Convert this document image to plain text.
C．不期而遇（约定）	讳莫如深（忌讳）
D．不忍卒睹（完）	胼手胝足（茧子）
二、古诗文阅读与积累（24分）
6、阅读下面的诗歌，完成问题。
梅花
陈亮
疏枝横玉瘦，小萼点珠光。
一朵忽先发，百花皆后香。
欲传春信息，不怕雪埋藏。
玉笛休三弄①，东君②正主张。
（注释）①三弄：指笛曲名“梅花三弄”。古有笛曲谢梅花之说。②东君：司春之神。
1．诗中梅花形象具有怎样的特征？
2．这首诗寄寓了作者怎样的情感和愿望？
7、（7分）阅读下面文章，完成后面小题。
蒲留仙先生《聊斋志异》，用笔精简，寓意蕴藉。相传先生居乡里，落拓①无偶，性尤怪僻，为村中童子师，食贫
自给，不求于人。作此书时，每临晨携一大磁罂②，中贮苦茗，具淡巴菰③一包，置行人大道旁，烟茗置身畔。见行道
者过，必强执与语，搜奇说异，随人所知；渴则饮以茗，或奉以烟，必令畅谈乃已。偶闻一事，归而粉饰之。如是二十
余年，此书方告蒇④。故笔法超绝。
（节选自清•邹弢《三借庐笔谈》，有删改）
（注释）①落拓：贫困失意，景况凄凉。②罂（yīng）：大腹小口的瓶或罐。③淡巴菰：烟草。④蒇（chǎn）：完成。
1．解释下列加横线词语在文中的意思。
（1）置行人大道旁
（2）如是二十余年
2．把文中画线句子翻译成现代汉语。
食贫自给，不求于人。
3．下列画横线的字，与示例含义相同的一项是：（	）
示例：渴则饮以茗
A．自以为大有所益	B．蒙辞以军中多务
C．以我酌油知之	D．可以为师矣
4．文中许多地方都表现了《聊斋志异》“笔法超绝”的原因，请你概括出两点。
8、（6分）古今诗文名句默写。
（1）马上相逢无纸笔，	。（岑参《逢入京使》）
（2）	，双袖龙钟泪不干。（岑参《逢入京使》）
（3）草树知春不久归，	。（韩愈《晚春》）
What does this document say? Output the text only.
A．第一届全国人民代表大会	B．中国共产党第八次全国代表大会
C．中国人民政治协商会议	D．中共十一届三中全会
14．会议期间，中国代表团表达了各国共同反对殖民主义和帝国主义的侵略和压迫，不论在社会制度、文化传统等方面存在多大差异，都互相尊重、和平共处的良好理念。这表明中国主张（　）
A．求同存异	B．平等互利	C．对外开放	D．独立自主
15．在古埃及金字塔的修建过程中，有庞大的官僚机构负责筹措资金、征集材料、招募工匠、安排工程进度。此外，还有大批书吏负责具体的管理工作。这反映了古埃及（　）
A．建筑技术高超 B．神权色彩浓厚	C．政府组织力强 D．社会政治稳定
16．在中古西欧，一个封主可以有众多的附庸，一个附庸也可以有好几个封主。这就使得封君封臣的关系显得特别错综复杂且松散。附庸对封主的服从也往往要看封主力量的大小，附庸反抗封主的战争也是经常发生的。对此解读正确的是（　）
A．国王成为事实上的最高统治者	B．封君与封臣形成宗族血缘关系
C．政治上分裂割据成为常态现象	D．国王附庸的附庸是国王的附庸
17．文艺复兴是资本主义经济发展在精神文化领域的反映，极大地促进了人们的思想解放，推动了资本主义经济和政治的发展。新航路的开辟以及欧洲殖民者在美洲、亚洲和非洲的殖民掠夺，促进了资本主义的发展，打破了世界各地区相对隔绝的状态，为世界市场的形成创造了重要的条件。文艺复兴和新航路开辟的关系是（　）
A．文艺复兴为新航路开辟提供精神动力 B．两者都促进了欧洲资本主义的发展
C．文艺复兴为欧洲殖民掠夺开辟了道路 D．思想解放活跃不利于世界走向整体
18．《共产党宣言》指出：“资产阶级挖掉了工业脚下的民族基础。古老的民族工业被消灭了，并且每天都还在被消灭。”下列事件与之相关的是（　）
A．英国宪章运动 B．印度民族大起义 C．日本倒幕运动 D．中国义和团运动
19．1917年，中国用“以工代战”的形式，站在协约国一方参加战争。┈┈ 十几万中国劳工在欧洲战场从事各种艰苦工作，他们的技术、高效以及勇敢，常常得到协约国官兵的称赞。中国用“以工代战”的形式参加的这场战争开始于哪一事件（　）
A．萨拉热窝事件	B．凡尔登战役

────────────────

Reproduce each record exactly, leaving nothing out.

Convert this document image to plain text.
C．不期而遇（约定）	讳莫如深（忌讳）
D．不忍卒睹（完）	胼手胝足（茧子）
二、古诗文阅读与积累（24分）
6、阅读下面的诗歌，完成问题。
梅花
陈亮
疏枝横玉瘦，小萼点珠光。
一朵忽先发，百花皆后香。
欲传春信息，不怕雪埋藏。
玉笛休三弄①，东君②正主张。
（注释）①三弄：指笛曲名“梅花三弄”。古有笛曲谢梅花之说。②东君：司春之神。
1．诗中梅花形象具有怎样的特征？
2．这首诗寄寓了作者怎样的情感和愿望？
7、（7分）阅读下面文章，完成后面小题。
蒲留仙先生《聊斋志异》，用笔精简，寓意蕴藉。相传先生居乡里，落拓①无偶，性尤怪僻，为村中童子师，食贫
自给，不求于人。作此书时，每临晨携一大磁罂②，中贮苦茗，具淡巴菰③一包，置行人大道旁，烟茗置身畔。见行道
者过，必强执与语，搜奇说异，随人所知；渴则饮以茗，或奉以烟，必令畅谈乃已。偶闻一事，归而粉饰之。如是二十
余年，此书方告蒇④。故笔法超绝。
（节选自清•邹弢《三借庐笔谈》，有删改）
（注释）①落拓：贫困失意，景况凄凉。②罂（yīng）：大腹小口的瓶或罐。③淡巴菰：烟草。④蒇（chǎn）：完成。
1．解释下列加横线词语在文中的意思。
（1）置行人大道旁
（2）如是二十余年
2．把文中画线句子翻译成现代汉语。
食贫自给，不求于人。
3．下列画横线的字，与示例含义相同的一项是：（	）
示例：渴则饮以茗
A．自以为大有所益	B．蒙辞以军中多务
C．以我酌油知之	D．可以为师矣
4．文中许多地方都表现了《聊斋志异》“笔法超绝”的原因，请你概括出两点。
8、（6分）古今诗文名句默写。
（1）马上相逢无纸笔，	。（岑参《逢入京使》）
（2）	，双袖龙钟泪不干。（岑参《逢入京使》）
（3）草树知春不久归，	。（韩愈《晚春》）
What does this document say? Output the text only.
A．第一届全国人民代表大会	B．中国共产党第八次全国代表大会
C．中国人民政治协商会议	D．中共十一届三中全会
14．会议期间，中国代表团表达了各国共同反对殖民主义和帝国主义的侵略和压迫，不论在社会制度、文化传统等方面存在多大差异，都互相尊重、和平共处的良好理念。这表明中国主张（　）
A．求同存异	B．平等互利	C．对外开放	D．独立自主
15．在古埃及金字塔的修建过程中，有庞大的官僚机构负责筹措资金、征集材料、招募工匠、安排工程进度。此外，还有大批书吏负责具体的管理工作。这反映了古埃及（　）
A．建筑技术高超 B．神权色彩浓厚	C．政府组织力强 D．社会政治稳定
16．在中古西欧，一个封主可以有众多的附庸，一个附庸也可以有好几个封主。这就使得封君封臣的关系显得特别错综复杂且松散。附庸对封主的服从也往往要看封主力量的大小，附庸反抗封主的战争也是经常发生的。对此解读正确的是（　）
A．国王成为事实上的最高统治者	B．封君与封臣形成宗族血缘关系
C．政治上分裂割据成为常态现象	D．国王附庸的附庸是国王的附庸
17．文艺复兴是资本主义经济发展在精神文化领域的反映，极大地促进了人们的思想解放，推动了资本主义经济和政治的发展。新航路的开辟以及欧洲殖民者在美洲、亚洲和非洲的殖民掠夺，促进了资本主义的发展，打破了世界各地区相对隔绝的状态，为世界市场的形成创造了重要的条件。文艺复兴和新航路开辟的关系是（　）
A．文艺复兴为新航路开辟提供精神动力 B．两者都促进了欧洲资本主义的发展
C．文艺复兴为欧洲殖民掠夺开辟了道路 D．思想解放活跃不利于世界走向整体
18．《共产党宣言》指出：“资产阶级挖掉了工业脚下的民族基础。古老的民族工业被消灭了，并且每天都还在被消灭。”下列事件与之相关的是（　）
A．英国宪章运动 B．印度民族大起义 C．日本倒幕运动 D．中国义和团运动
19．1917年，中国用“以工代战”的形式，站在协约国一方参加战争。┈┈ 十几万中国劳工在欧洲战场从事各种艰苦工作，他们的技术、高效以及勇敢，常常得到协约国官兵的称赞。中国用“以工代战”的形式参加的这场战争开始于哪一事件（　）
A．萨拉热窝事件	B．凡尔登战役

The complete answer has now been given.